--- START Extracted material ---

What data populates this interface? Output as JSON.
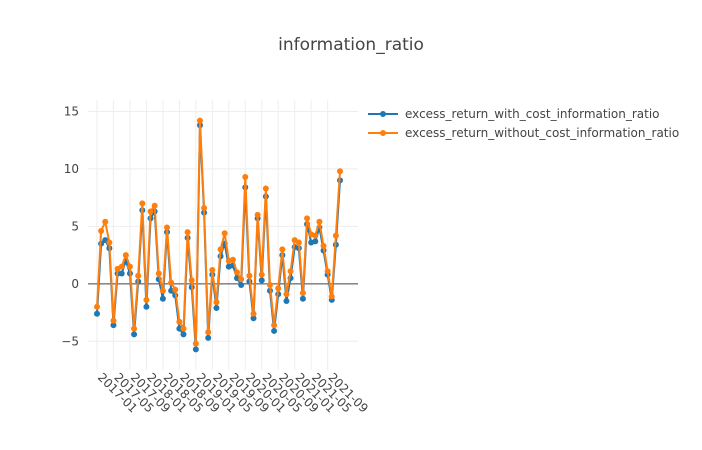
{
  "chart_data": {
    "type": "line",
    "title": "information_ratio",
    "xlabel": "",
    "ylabel": "",
    "ylim": [
      -7.5,
      16
    ],
    "yticks": [
      -5,
      0,
      5,
      10,
      15
    ],
    "x_tick_labels": [
      "2017-01",
      "2017-05",
      "2017-09",
      "2018-01",
      "2018-05",
      "2018-09",
      "2019-01",
      "2019-05",
      "2019-09",
      "2020-01",
      "2020-05",
      "2020-09",
      "2021-01",
      "2021-05",
      "2021-09"
    ],
    "n_points": 60,
    "series": [
      {
        "name": "excess_return_with_cost_information_ratio",
        "color": "#1f77b4",
        "values": [
          -2.6,
          3.5,
          3.8,
          3.1,
          -3.6,
          0.9,
          0.9,
          2.0,
          0.9,
          -4.4,
          0.2,
          6.4,
          -2.0,
          5.7,
          6.3,
          0.4,
          -1.3,
          4.5,
          -0.6,
          -1.0,
          -3.9,
          -4.4,
          4.0,
          -0.3,
          -5.7,
          13.8,
          6.2,
          -4.7,
          0.8,
          -2.1,
          2.4,
          3.5,
          1.5,
          1.6,
          0.5,
          -0.1,
          8.4,
          0.2,
          -3.0,
          5.7,
          0.3,
          7.6,
          -0.6,
          -4.1,
          -0.9,
          2.5,
          -1.5,
          0.5,
          3.2,
          3.1,
          -1.3,
          5.2,
          3.6,
          3.7,
          4.9,
          2.9,
          0.8,
          -1.4,
          3.4,
          9.0
        ]
      },
      {
        "name": "excess_return_without_cost_information_ratio",
        "color": "#ff7f0e",
        "values": [
          -2.0,
          4.6,
          5.4,
          3.6,
          -3.2,
          1.3,
          1.5,
          2.5,
          1.5,
          -3.9,
          0.7,
          7.0,
          -1.4,
          6.3,
          6.8,
          0.9,
          -0.6,
          4.9,
          0.1,
          -0.5,
          -3.3,
          -3.9,
          4.5,
          0.3,
          -5.2,
          14.2,
          6.6,
          -4.2,
          1.2,
          -1.6,
          3.0,
          4.4,
          2.0,
          2.1,
          1.0,
          0.4,
          9.3,
          0.7,
          -2.6,
          6.0,
          0.8,
          8.3,
          -0.1,
          -3.6,
          -0.4,
          3.0,
          -0.9,
          1.1,
          3.8,
          3.6,
          -0.8,
          5.7,
          4.3,
          4.2,
          5.4,
          3.3,
          1.1,
          -1.1,
          4.2,
          9.8
        ]
      }
    ],
    "legend": "top-right",
    "grid": true
  }
}
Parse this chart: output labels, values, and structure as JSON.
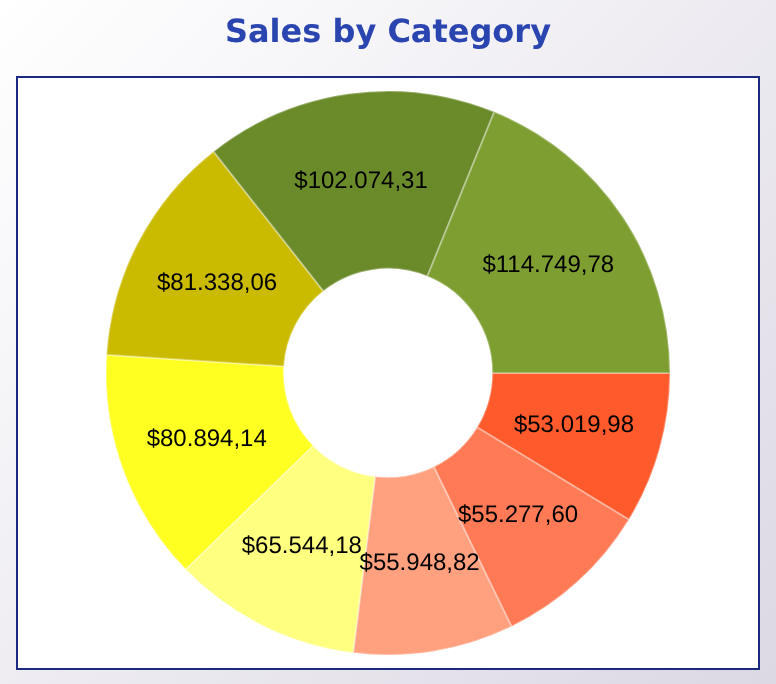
{
  "chart_data": {
    "type": "donut",
    "title": "Sales by Category",
    "categories": [
      null,
      null,
      null,
      null,
      null,
      null,
      null,
      null
    ],
    "values": [
      53019.98,
      55277.6,
      55948.82,
      65544.18,
      80894.14,
      81338.06,
      102074.31,
      114749.78
    ],
    "value_labels": [
      "$53.019,98",
      "$55.277,60",
      "$55.948,82",
      "$65.544,18",
      "$80.894,14",
      "$81.338,06",
      "$102.074,31",
      "$114.749,78"
    ],
    "colors": [
      "#ff5a2c",
      "#ff7a55",
      "#ffa07e",
      "#ffff80",
      "#ffff22",
      "#cbbb00",
      "#6b8a2a",
      "#7e9e32"
    ],
    "legend": false
  }
}
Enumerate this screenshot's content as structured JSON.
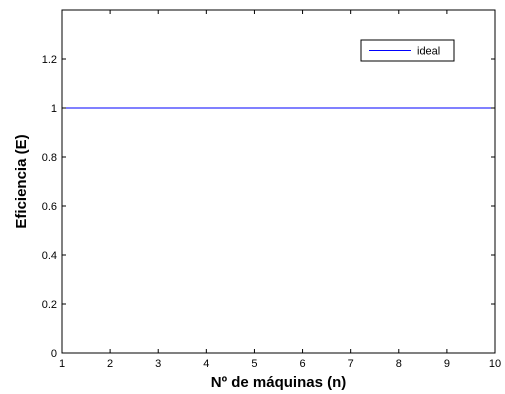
{
  "chart_data": {
    "type": "line",
    "title": "",
    "xlabel": "Nº de máquinas (n)",
    "ylabel": "Eficiencia (E)",
    "xlim": [
      1,
      10
    ],
    "ylim": [
      0,
      1.4
    ],
    "xticks": [
      1,
      2,
      3,
      4,
      5,
      6,
      7,
      8,
      9,
      10
    ],
    "xtick_labels": [
      "1",
      "2",
      "3",
      "4",
      "5",
      "6",
      "7",
      "8",
      "9",
      "10"
    ],
    "yticks": [
      0,
      0.2,
      0.4,
      0.6,
      0.8,
      1,
      1.2
    ],
    "ytick_labels": [
      "0",
      "0.2",
      "0.4",
      "0.6",
      "0.8",
      "1",
      "1.2"
    ],
    "grid": false,
    "legend_position": "top-right",
    "series": [
      {
        "name": "ideal",
        "color": "#0000ff",
        "x": [
          1,
          2,
          3,
          4,
          5,
          6,
          7,
          8,
          9,
          10
        ],
        "y": [
          1,
          1,
          1,
          1,
          1,
          1,
          1,
          1,
          1,
          1
        ]
      }
    ]
  }
}
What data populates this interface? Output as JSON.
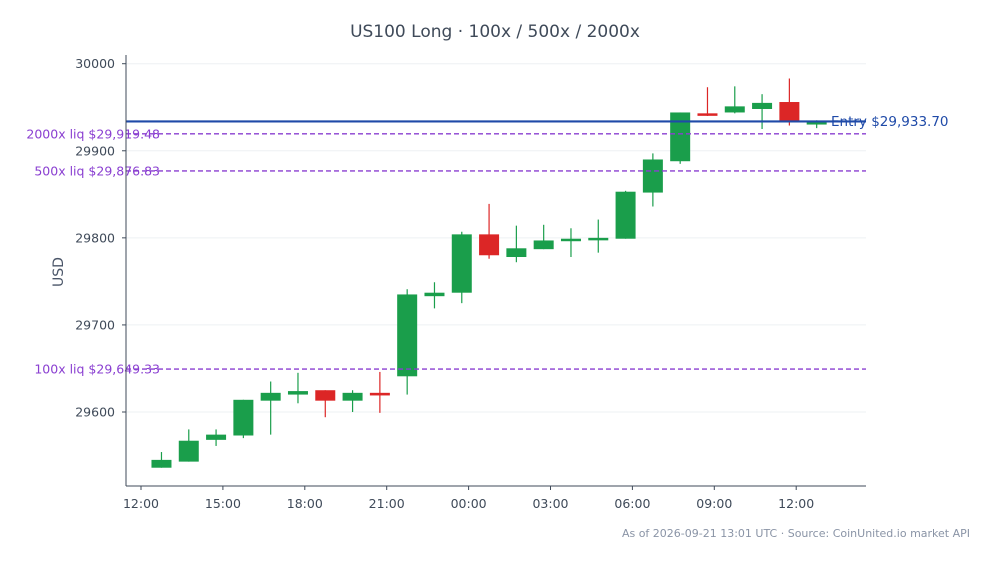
{
  "chart_data": {
    "type": "candlestick",
    "title": "US100 Long · 100x / 500x / 2000x",
    "ylabel": "USD",
    "xlabel": "",
    "ylim": [
      29515,
      30010
    ],
    "x_tick_labels": [
      "12:00",
      "15:00",
      "18:00",
      "21:00",
      "00:00",
      "03:00",
      "06:00",
      "09:00",
      "12:00"
    ],
    "y_ticks": [
      29600,
      29700,
      29800,
      29900,
      30000
    ],
    "grid": "horizontal",
    "colors": {
      "up": "#1a9e4b",
      "down": "#dc2626",
      "entry": "#1f4aa8",
      "liquidation": "#8a3fd1",
      "axis": "#3f4a59",
      "grid": "#eef0f3"
    },
    "candles": [
      {
        "time": "12:45",
        "open": 29536,
        "high": 29554,
        "low": 29536,
        "close": 29545
      },
      {
        "time": "13:45",
        "open": 29543,
        "high": 29580,
        "low": 29543,
        "close": 29567
      },
      {
        "time": "14:45",
        "open": 29568,
        "high": 29580,
        "low": 29561,
        "close": 29574
      },
      {
        "time": "15:45",
        "open": 29573,
        "high": 29614,
        "low": 29570,
        "close": 29614
      },
      {
        "time": "16:45",
        "open": 29613,
        "high": 29635,
        "low": 29574,
        "close": 29622
      },
      {
        "time": "17:45",
        "open": 29620,
        "high": 29645,
        "low": 29610,
        "close": 29624
      },
      {
        "time": "18:45",
        "open": 29625,
        "high": 29625,
        "low": 29594,
        "close": 29613
      },
      {
        "time": "19:45",
        "open": 29613,
        "high": 29625,
        "low": 29600,
        "close": 29622
      },
      {
        "time": "20:45",
        "open": 29622,
        "high": 29646,
        "low": 29599,
        "close": 29619
      },
      {
        "time": "21:45",
        "open": 29641,
        "high": 29741,
        "low": 29620,
        "close": 29735
      },
      {
        "time": "22:45",
        "open": 29733,
        "high": 29749,
        "low": 29719,
        "close": 29737
      },
      {
        "time": "23:45",
        "open": 29737,
        "high": 29807,
        "low": 29725,
        "close": 29804
      },
      {
        "time": "00:45",
        "open": 29804,
        "high": 29839,
        "low": 29776,
        "close": 29780
      },
      {
        "time": "01:45",
        "open": 29778,
        "high": 29814,
        "low": 29772,
        "close": 29788
      },
      {
        "time": "02:45",
        "open": 29787,
        "high": 29815,
        "low": 29787,
        "close": 29797
      },
      {
        "time": "03:45",
        "open": 29797,
        "high": 29811,
        "low": 29778,
        "close": 29799
      },
      {
        "time": "04:45",
        "open": 29799,
        "high": 29821,
        "low": 29783,
        "close": 29800
      },
      {
        "time": "05:45",
        "open": 29799,
        "high": 29854,
        "low": 29799,
        "close": 29853
      },
      {
        "time": "06:45",
        "open": 29852,
        "high": 29897,
        "low": 29836,
        "close": 29890
      },
      {
        "time": "07:45",
        "open": 29888,
        "high": 29944,
        "low": 29885,
        "close": 29944
      },
      {
        "time": "08:45",
        "open": 29943,
        "high": 29973,
        "low": 29940,
        "close": 29942
      },
      {
        "time": "09:45",
        "open": 29944,
        "high": 29974,
        "low": 29943,
        "close": 29951
      },
      {
        "time": "10:45",
        "open": 29948,
        "high": 29965,
        "low": 29925,
        "close": 29955
      },
      {
        "time": "11:45",
        "open": 29956,
        "high": 29983,
        "low": 29929,
        "close": 29934
      },
      {
        "time": "12:45",
        "open": 29933,
        "high": 29935,
        "low": 29926,
        "close": 29933
      }
    ],
    "entry": {
      "value": 29933.7,
      "label": "Entry $29,933.70"
    },
    "liquidations": [
      {
        "value": 29919.48,
        "label": "2000x liq $29,919.48"
      },
      {
        "value": 29876.83,
        "label": "500x liq $29,876.83"
      },
      {
        "value": 29649.33,
        "label": "100x liq $29,649.33"
      }
    ]
  },
  "footer": "As of 2026-09-21 13:01 UTC · Source: CoinUnited.io market API"
}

--- END Extracted material ---

▶ **Written instruction**:
Collect every line above that contains the word "this".

▶ **Solved exercise**:
What data populates this interface? Output as JSON.
Parse this chart: output labels, values, and structure as JSON.
Enumerate this screenshot's content as structured JSON.
What data populates this interface? Output as JSON.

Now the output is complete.